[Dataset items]

..............................

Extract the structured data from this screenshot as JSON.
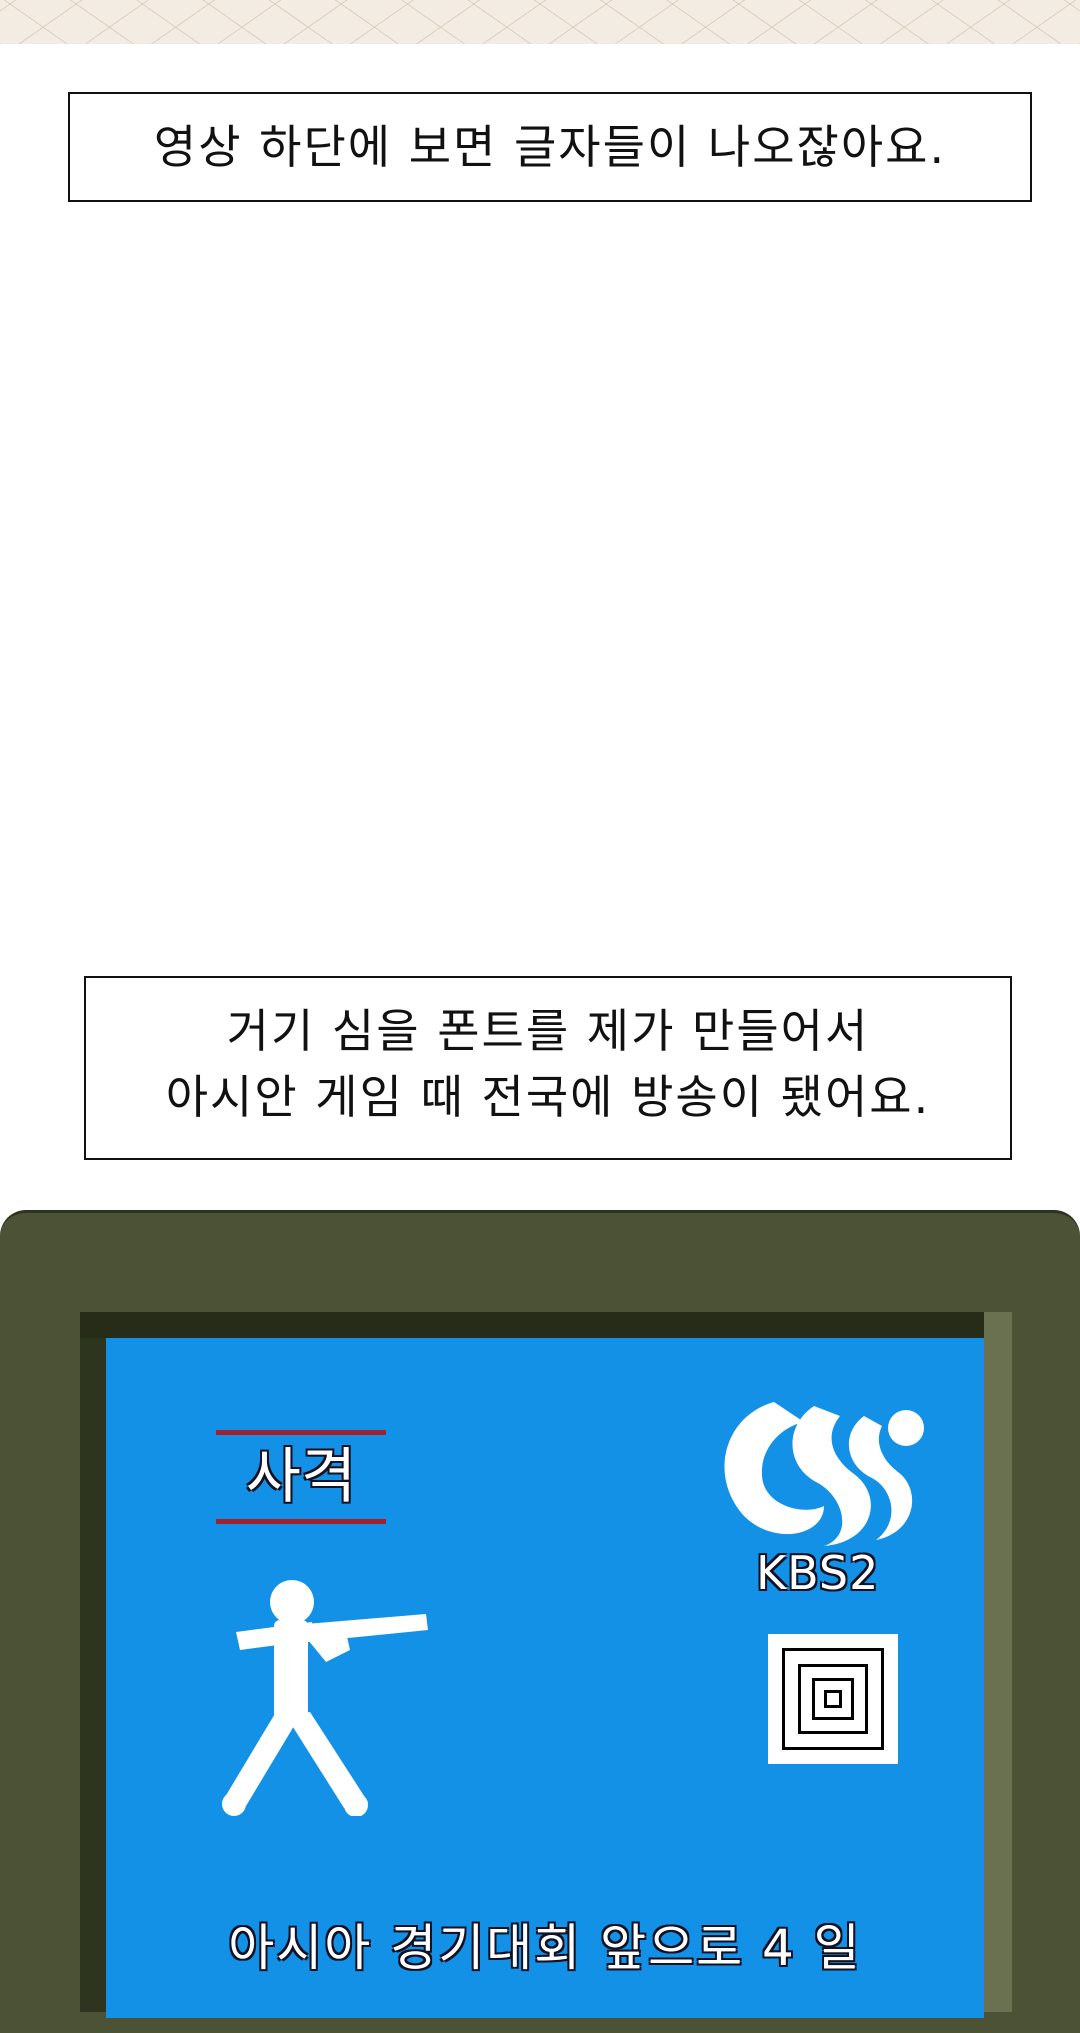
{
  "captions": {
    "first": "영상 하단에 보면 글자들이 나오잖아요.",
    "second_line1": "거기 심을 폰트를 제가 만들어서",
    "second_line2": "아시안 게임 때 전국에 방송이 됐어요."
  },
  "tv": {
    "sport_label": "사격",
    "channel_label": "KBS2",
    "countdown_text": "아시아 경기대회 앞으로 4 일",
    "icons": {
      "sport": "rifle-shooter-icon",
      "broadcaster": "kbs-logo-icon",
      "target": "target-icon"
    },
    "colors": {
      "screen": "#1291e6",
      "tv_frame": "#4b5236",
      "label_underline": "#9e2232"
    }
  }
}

..............................

**TO BE DONE**. Are you able to set down all the lines above exactly, without any pictures?

**RESULT**.
Extract the structured data from this screenshot as JSON.
{
  "captions": {
    "first": "영상 하단에 보면 글자들이 나오잖아요.",
    "second_line1": "거기 심을 폰트를 제가 만들어서",
    "second_line2": "아시안 게임 때 전국에 방송이 됐어요."
  },
  "tv": {
    "sport_label": "사격",
    "channel_label": "KBS2",
    "countdown_text": "아시아 경기대회 앞으로 4 일",
    "icons": {
      "sport": "rifle-shooter-icon",
      "broadcaster": "kbs-logo-icon",
      "target": "target-icon"
    },
    "colors": {
      "screen": "#1291e6",
      "tv_frame": "#4b5236",
      "label_underline": "#9e2232"
    }
  }
}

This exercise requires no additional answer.